(Extracts from a graphics dataset)

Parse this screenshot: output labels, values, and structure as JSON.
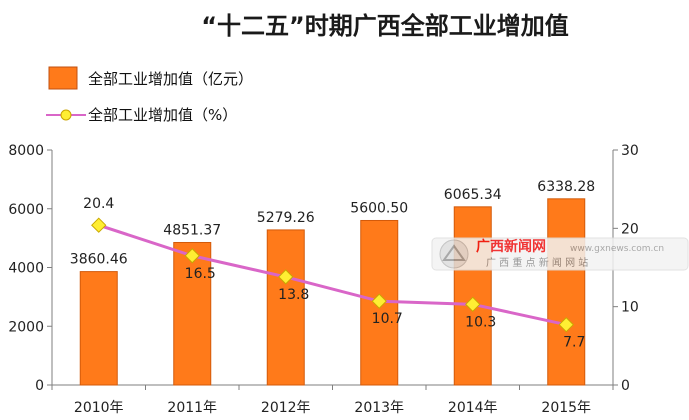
{
  "chart_data": {
    "type": "bar+line",
    "title": "“十二五”时期广西全部工业增加值",
    "categories": [
      "2010年",
      "2011年",
      "2012年",
      "2013年",
      "2014年",
      "2015年"
    ],
    "series": [
      {
        "name": "全部工业增加值（亿元）",
        "type": "bar",
        "axis": "left",
        "values": [
          3860.46,
          4851.37,
          5279.26,
          5600.5,
          6065.34,
          6338.28
        ],
        "labels": [
          "3860.46",
          "4851.37",
          "5279.26",
          "5600.50",
          "6065.34",
          "6338.28"
        ],
        "color": "#ff7a1a"
      },
      {
        "name": "全部工业增加值（%）",
        "type": "line",
        "axis": "right",
        "values": [
          20.4,
          16.5,
          13.8,
          10.7,
          10.3,
          7.7
        ],
        "labels": [
          "20.4",
          "16.5",
          "13.8",
          "10.7",
          "10.3",
          "7.7"
        ],
        "color": "#d966c8",
        "marker_color": "#ffee33"
      }
    ],
    "y_left": {
      "min": 0,
      "max": 8000,
      "ticks": [
        "0",
        "2000",
        "4000",
        "6000",
        "8000"
      ]
    },
    "y_right": {
      "min": 0,
      "max": 30,
      "ticks": [
        "0",
        "10",
        "20",
        "30"
      ]
    },
    "legend_position": "top-left",
    "grid": false
  },
  "watermark": {
    "name": "广西新闻网",
    "url": "www.gxnews.com.cn",
    "slogan": "广 西 重 点 新 闻 网 站"
  }
}
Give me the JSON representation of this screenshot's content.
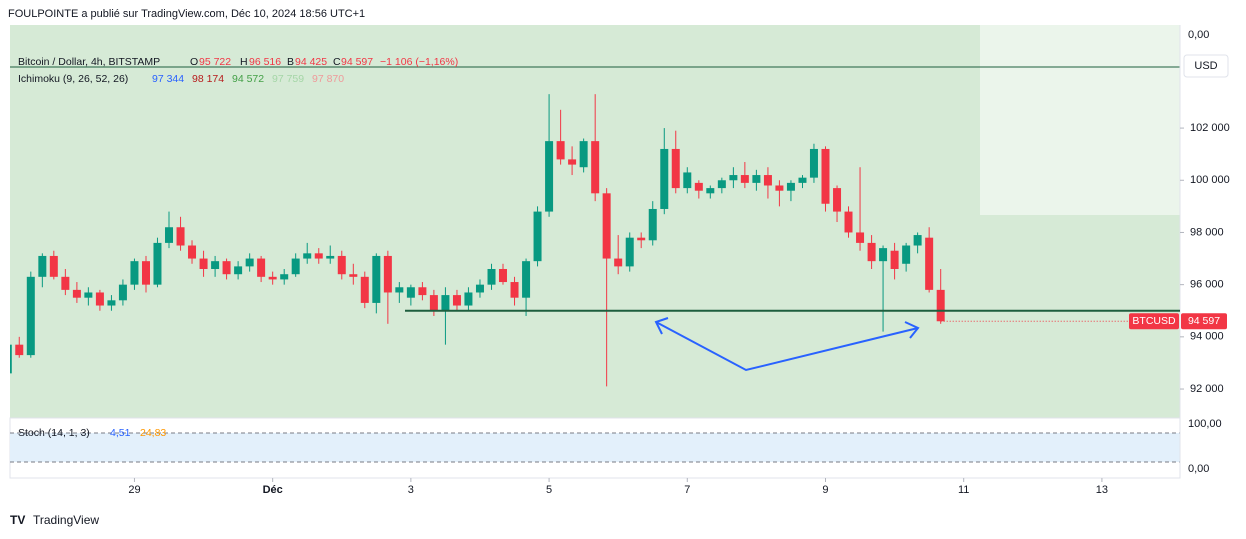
{
  "header": {
    "publisher": "FOULPOINTE a publié sur TradingView.com, Déc 10, 2024 18:56 UTC+1",
    "symbol": "Bitcoin / Dollar, 4h, BITSTAMP",
    "o_key": "O",
    "o": "95 722",
    "h_key": "H",
    "h": "96 516",
    "b_key": "B",
    "b": "94 425",
    "c_key": "C",
    "c": "94 597",
    "change": "−1 106 (−1,16%)",
    "ichimoku": "Ichimoku (9, 26, 52, 26)",
    "ich_values": [
      "97 344",
      "98 174",
      "94 572",
      "97 759",
      "97 870"
    ],
    "stoch": "Stoch (14, 1, 3)",
    "stoch_values": [
      "4,51",
      "24,83"
    ],
    "currency": "USD",
    "axis_top_label": "0,00",
    "stoch_ticks": [
      "100,00",
      "0,00"
    ],
    "brand": "TradingView"
  },
  "chart_data": {
    "type": "candlestick",
    "series_name": "BTCUSD",
    "last_label": "94 597",
    "up_color": "#089981",
    "down_color": "#f23645",
    "hline": 95000,
    "hline_color": "#1e5e3e",
    "xlim": [
      -0.801,
      16.13
    ],
    "ylim": [
      90890,
      105950
    ],
    "xticks": [
      {
        "value": 1,
        "label": "29"
      },
      {
        "value": 3,
        "label": "Déc"
      },
      {
        "value": 5,
        "label": "3"
      },
      {
        "value": 7,
        "label": "5"
      },
      {
        "value": 9,
        "label": "7"
      },
      {
        "value": 11,
        "label": "9"
      },
      {
        "value": 13,
        "label": "11"
      },
      {
        "value": 15,
        "label": "13"
      }
    ],
    "yticks": [
      {
        "value": 92000,
        "label": "92 000"
      },
      {
        "value": 94000,
        "label": "94 000"
      },
      {
        "value": 96000,
        "label": "96 000"
      },
      {
        "value": 98000,
        "label": "98 000"
      },
      {
        "value": 100000,
        "label": "100 000"
      },
      {
        "value": 102000,
        "label": "102 000"
      }
    ],
    "x": [
      -0.833,
      -0.667,
      -0.5,
      -0.333,
      -0.167,
      0,
      0.167,
      0.333,
      0.5,
      0.667,
      0.833,
      1,
      1.167,
      1.333,
      1.5,
      1.667,
      1.833,
      2,
      2.167,
      2.333,
      2.5,
      2.667,
      2.833,
      3,
      3.167,
      3.333,
      3.5,
      3.667,
      3.833,
      4,
      4.167,
      4.333,
      4.5,
      4.667,
      4.833,
      5,
      5.167,
      5.333,
      5.5,
      5.667,
      5.833,
      6,
      6.167,
      6.333,
      6.5,
      6.667,
      6.833,
      7,
      7.167,
      7.333,
      7.5,
      7.667,
      7.833,
      8,
      8.167,
      8.333,
      8.5,
      8.667,
      8.833,
      9,
      9.167,
      9.333,
      9.5,
      9.667,
      9.833,
      10,
      10.167,
      10.333,
      10.5,
      10.667,
      10.833,
      11,
      11.167,
      11.333,
      11.5,
      11.667,
      11.833,
      12,
      12.167,
      12.333,
      12.5,
      12.667
    ],
    "ohlc": [
      [
        92600,
        93900,
        92500,
        93700
      ],
      [
        93700,
        94000,
        93200,
        93300
      ],
      [
        93300,
        96500,
        93200,
        96300
      ],
      [
        96300,
        97200,
        95900,
        97100
      ],
      [
        97100,
        97300,
        96200,
        96300
      ],
      [
        96300,
        96600,
        95600,
        95800
      ],
      [
        95800,
        96100,
        95300,
        95500
      ],
      [
        95500,
        95900,
        95200,
        95700
      ],
      [
        95700,
        95800,
        95000,
        95200
      ],
      [
        95200,
        95600,
        95000,
        95400
      ],
      [
        95400,
        96200,
        95200,
        96000
      ],
      [
        96000,
        97000,
        95800,
        96900
      ],
      [
        96900,
        97100,
        95700,
        96000
      ],
      [
        96000,
        97800,
        95900,
        97600
      ],
      [
        97600,
        98800,
        97400,
        98200
      ],
      [
        98200,
        98600,
        97300,
        97500
      ],
      [
        97500,
        97700,
        96800,
        97000
      ],
      [
        97000,
        97300,
        96300,
        96600
      ],
      [
        96600,
        97100,
        96300,
        96900
      ],
      [
        96900,
        97000,
        96200,
        96400
      ],
      [
        96400,
        96900,
        96200,
        96700
      ],
      [
        96700,
        97200,
        96500,
        97000
      ],
      [
        97000,
        97100,
        96100,
        96300
      ],
      [
        96300,
        96500,
        96000,
        96200
      ],
      [
        96200,
        96600,
        96000,
        96400
      ],
      [
        96400,
        97200,
        96300,
        97000
      ],
      [
        97000,
        97600,
        96800,
        97200
      ],
      [
        97200,
        97400,
        96800,
        97000
      ],
      [
        97000,
        97500,
        96800,
        97100
      ],
      [
        97100,
        97300,
        96200,
        96400
      ],
      [
        96400,
        96800,
        96000,
        96300
      ],
      [
        96300,
        96500,
        95100,
        95300
      ],
      [
        95300,
        97200,
        94900,
        97100
      ],
      [
        97100,
        97300,
        94500,
        95700
      ],
      [
        95700,
        96100,
        95300,
        95900
      ],
      [
        95500,
        96000,
        95200,
        95900
      ],
      [
        95900,
        96100,
        95400,
        95600
      ],
      [
        95600,
        95800,
        94800,
        95000
      ],
      [
        95000,
        95900,
        93700,
        95600
      ],
      [
        95600,
        95800,
        95000,
        95200
      ],
      [
        95200,
        95900,
        95000,
        95700
      ],
      [
        95700,
        96200,
        95500,
        96000
      ],
      [
        96000,
        96800,
        95800,
        96600
      ],
      [
        96600,
        96800,
        96000,
        96100
      ],
      [
        96100,
        96300,
        95200,
        95500
      ],
      [
        95500,
        97000,
        94800,
        96900
      ],
      [
        96900,
        99000,
        96700,
        98800
      ],
      [
        98800,
        103300,
        98600,
        101500
      ],
      [
        101500,
        102700,
        100600,
        100800
      ],
      [
        100800,
        101300,
        100200,
        100600
      ],
      [
        100500,
        101600,
        100300,
        101500
      ],
      [
        101500,
        103300,
        99200,
        99500
      ],
      [
        99500,
        99700,
        92100,
        97000
      ],
      [
        97000,
        97900,
        96400,
        96700
      ],
      [
        96700,
        98000,
        96500,
        97800
      ],
      [
        97800,
        98000,
        97400,
        97700
      ],
      [
        97700,
        99200,
        97500,
        98900
      ],
      [
        98900,
        102000,
        98700,
        101200
      ],
      [
        101200,
        101900,
        99500,
        99700
      ],
      [
        99700,
        100500,
        99500,
        100300
      ],
      [
        99900,
        100000,
        99300,
        99600
      ],
      [
        99500,
        99800,
        99300,
        99700
      ],
      [
        99700,
        100100,
        99500,
        100000
      ],
      [
        100000,
        100500,
        99700,
        100200
      ],
      [
        100200,
        100700,
        99700,
        99900
      ],
      [
        99900,
        100400,
        99600,
        100200
      ],
      [
        100200,
        100500,
        99300,
        99800
      ],
      [
        99800,
        100000,
        99000,
        99600
      ],
      [
        99600,
        100000,
        99200,
        99900
      ],
      [
        99900,
        100200,
        99700,
        100100
      ],
      [
        100100,
        101400,
        99900,
        101200
      ],
      [
        101200,
        101300,
        98800,
        99100
      ],
      [
        99700,
        99800,
        98400,
        98800
      ],
      [
        98800,
        99000,
        97800,
        98000
      ],
      [
        98000,
        100500,
        97300,
        97600
      ],
      [
        97600,
        97900,
        96600,
        96900
      ],
      [
        96900,
        97500,
        94200,
        97400
      ],
      [
        97300,
        97600,
        96200,
        96600
      ],
      [
        96800,
        97600,
        96500,
        97500
      ],
      [
        97500,
        98000,
        97200,
        97900
      ],
      [
        97800,
        98200,
        95700,
        95800
      ],
      [
        95800,
        96600,
        94500,
        94597
      ]
    ]
  }
}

Short task:
Return all lines of the material above in which the word "TradingView" occurs.

Completed task:
    "publisher": "FOULPOINTE a publié sur TradingView.com, Déc 10, 2024 18:56 UTC+1",
    "brand": "TradingView"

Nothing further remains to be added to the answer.